GOAL: Turn every line of the entries below into a numbered list, omitting any blank lines.

━━━ DATA SUPPLIED

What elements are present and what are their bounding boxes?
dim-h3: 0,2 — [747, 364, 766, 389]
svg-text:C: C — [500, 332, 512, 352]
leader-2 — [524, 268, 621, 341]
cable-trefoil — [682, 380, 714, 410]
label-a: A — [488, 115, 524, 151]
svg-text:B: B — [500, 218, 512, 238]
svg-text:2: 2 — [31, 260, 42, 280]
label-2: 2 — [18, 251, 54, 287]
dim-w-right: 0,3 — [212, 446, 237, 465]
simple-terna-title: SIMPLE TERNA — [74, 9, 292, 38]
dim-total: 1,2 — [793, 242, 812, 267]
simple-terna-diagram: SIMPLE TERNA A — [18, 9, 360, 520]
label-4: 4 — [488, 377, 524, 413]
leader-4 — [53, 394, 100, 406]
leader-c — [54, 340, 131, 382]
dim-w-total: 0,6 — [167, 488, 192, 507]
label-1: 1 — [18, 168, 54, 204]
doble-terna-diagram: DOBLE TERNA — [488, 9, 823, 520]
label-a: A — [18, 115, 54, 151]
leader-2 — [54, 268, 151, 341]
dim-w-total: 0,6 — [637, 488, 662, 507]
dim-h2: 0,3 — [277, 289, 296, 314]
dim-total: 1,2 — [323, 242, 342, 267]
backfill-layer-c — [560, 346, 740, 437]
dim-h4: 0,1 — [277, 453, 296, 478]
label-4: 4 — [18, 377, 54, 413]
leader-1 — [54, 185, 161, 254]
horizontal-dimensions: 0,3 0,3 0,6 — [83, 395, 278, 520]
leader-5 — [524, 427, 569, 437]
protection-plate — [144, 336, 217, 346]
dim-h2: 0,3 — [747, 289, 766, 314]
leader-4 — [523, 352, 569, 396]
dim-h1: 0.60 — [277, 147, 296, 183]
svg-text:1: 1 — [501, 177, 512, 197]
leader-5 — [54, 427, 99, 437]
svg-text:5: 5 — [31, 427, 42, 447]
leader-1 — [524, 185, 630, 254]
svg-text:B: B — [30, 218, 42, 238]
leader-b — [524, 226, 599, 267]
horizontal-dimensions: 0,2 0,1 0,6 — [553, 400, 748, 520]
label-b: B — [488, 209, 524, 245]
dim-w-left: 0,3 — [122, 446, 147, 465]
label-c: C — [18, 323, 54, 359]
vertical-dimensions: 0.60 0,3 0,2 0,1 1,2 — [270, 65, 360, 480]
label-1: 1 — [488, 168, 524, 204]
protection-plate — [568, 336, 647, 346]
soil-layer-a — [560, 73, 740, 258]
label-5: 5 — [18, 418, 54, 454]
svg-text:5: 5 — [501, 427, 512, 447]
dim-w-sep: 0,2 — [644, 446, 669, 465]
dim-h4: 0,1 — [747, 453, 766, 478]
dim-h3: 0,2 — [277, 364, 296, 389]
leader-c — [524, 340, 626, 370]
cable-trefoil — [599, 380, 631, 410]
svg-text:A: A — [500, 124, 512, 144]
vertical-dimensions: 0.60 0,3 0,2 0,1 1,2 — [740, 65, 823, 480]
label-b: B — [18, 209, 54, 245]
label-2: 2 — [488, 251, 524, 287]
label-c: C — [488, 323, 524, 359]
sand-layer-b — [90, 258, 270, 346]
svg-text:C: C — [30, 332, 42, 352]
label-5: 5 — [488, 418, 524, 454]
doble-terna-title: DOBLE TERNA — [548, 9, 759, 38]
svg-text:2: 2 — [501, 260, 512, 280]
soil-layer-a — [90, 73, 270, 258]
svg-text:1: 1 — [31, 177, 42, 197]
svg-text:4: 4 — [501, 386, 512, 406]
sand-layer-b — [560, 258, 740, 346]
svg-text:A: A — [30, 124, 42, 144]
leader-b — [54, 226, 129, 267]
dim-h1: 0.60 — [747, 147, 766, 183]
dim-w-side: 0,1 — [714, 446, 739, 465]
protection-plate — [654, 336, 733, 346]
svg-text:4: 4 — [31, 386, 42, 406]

━━━━━━

PROBLEM SOLUTION:
1. What elements are present and what are their bounding boxes?
2. dim-h3: 0,2 — [747, 364, 766, 389]
3. svg-text:C: C — [500, 332, 512, 352]
4. leader-2 — [524, 268, 621, 341]
5. cable-trefoil — [682, 380, 714, 410]
6. label-a: A — [488, 115, 524, 151]
7. svg-text:B: B — [500, 218, 512, 238]
8. svg-text:2: 2 — [31, 260, 42, 280]
9. label-2: 2 — [18, 251, 54, 287]
10. dim-w-right: 0,3 — [212, 446, 237, 465]
11. simple-terna-title: SIMPLE TERNA — [74, 9, 292, 38]
12. dim-total: 1,2 — [793, 242, 812, 267]
13. simple-terna-diagram: SIMPLE TERNA A — [18, 9, 360, 520]
14. label-4: 4 — [488, 377, 524, 413]
15. leader-4 — [53, 394, 100, 406]
16. leader-c — [54, 340, 131, 382]
17. dim-w-total: 0,6 — [167, 488, 192, 507]
18. label-1: 1 — [18, 168, 54, 204]
19. doble-terna-diagram: DOBLE TERNA — [488, 9, 823, 520]
20. label-a: A — [18, 115, 54, 151]
21. leader-2 — [54, 268, 151, 341]
22. dim-w-total: 0,6 — [637, 488, 662, 507]
23. dim-h2: 0,3 — [277, 289, 296, 314]
24. dim-total: 1,2 — [323, 242, 342, 267]
25. backfill-layer-c — [560, 346, 740, 437]
26. dim-h4: 0,1 — [277, 453, 296, 478]
27. label-4: 4 — [18, 377, 54, 413]
28. leader-1 — [54, 185, 161, 254]
29. horizontal-dimensions: 0,3 0,3 0,6 — [83, 395, 278, 520]
30. leader-5 — [524, 427, 569, 437]
31. protection-plate — [144, 336, 217, 346]
32. dim-h2: 0,3 — [747, 289, 766, 314]
33. leader-4 — [523, 352, 569, 396]
34. dim-h1: 0.60 — [277, 147, 296, 183]
35. svg-text:1: 1 — [501, 177, 512, 197]
36. leader-5 — [54, 427, 99, 437]
37. svg-text:5: 5 — [31, 427, 42, 447]
38. leader-1 — [524, 185, 630, 254]
39. svg-text:B: B — [30, 218, 42, 238]
40. leader-b — [524, 226, 599, 267]
41. horizontal-dimensions: 0,2 0,1 0,6 — [553, 400, 748, 520]
42. label-b: B — [488, 209, 524, 245]
43. dim-w-left: 0,3 — [122, 446, 147, 465]
44. label-c: C — [18, 323, 54, 359]
45. vertical-dimensions: 0.60 0,3 0,2 0,1 1,2 — [270, 65, 360, 480]
46. label-1: 1 — [488, 168, 524, 204]
47. protection-plate — [568, 336, 647, 346]
48. soil-layer-a — [560, 73, 740, 258]
49. label-5: 5 — [18, 418, 54, 454]
50. svg-text:5: 5 — [501, 427, 512, 447]
51. dim-w-sep: 0,2 — [644, 446, 669, 465]
52. dim-h4: 0,1 — [747, 453, 766, 478]
53. dim-h3: 0,2 — [277, 364, 296, 389]
54. leader-c — [524, 340, 626, 370]
55. cable-trefoil — [599, 380, 631, 410]
56. svg-text:A: A — [500, 124, 512, 144]
57. vertical-dimensions: 0.60 0,3 0,2 0,1 1,2 — [740, 65, 823, 480]
58. label-b: B — [18, 209, 54, 245]
59. label-2: 2 — [488, 251, 524, 287]
60. label-c: C — [488, 323, 524, 359]
61. sand-layer-b — [90, 258, 270, 346]
62. svg-text:C: C — [30, 332, 42, 352]
63. label-5: 5 — [488, 418, 524, 454]
64. doble-terna-title: DOBLE TERNA — [548, 9, 759, 38]
65. svg-text:2: 2 — [501, 260, 512, 280]
66. soil-layer-a — [90, 73, 270, 258]
67. svg-text:1: 1 — [31, 177, 42, 197]
68. svg-text:4: 4 — [501, 386, 512, 406]
69. sand-layer-b — [560, 258, 740, 346]
70. svg-text:A: A — [30, 124, 42, 144]
71. leader-b — [54, 226, 129, 267]
72. dim-h1: 0.60 — [747, 147, 766, 183]
73. dim-w-side: 0,1 — [714, 446, 739, 465]
74. protection-plate — [654, 336, 733, 346]
75. svg-text:4: 4 — [31, 386, 42, 406]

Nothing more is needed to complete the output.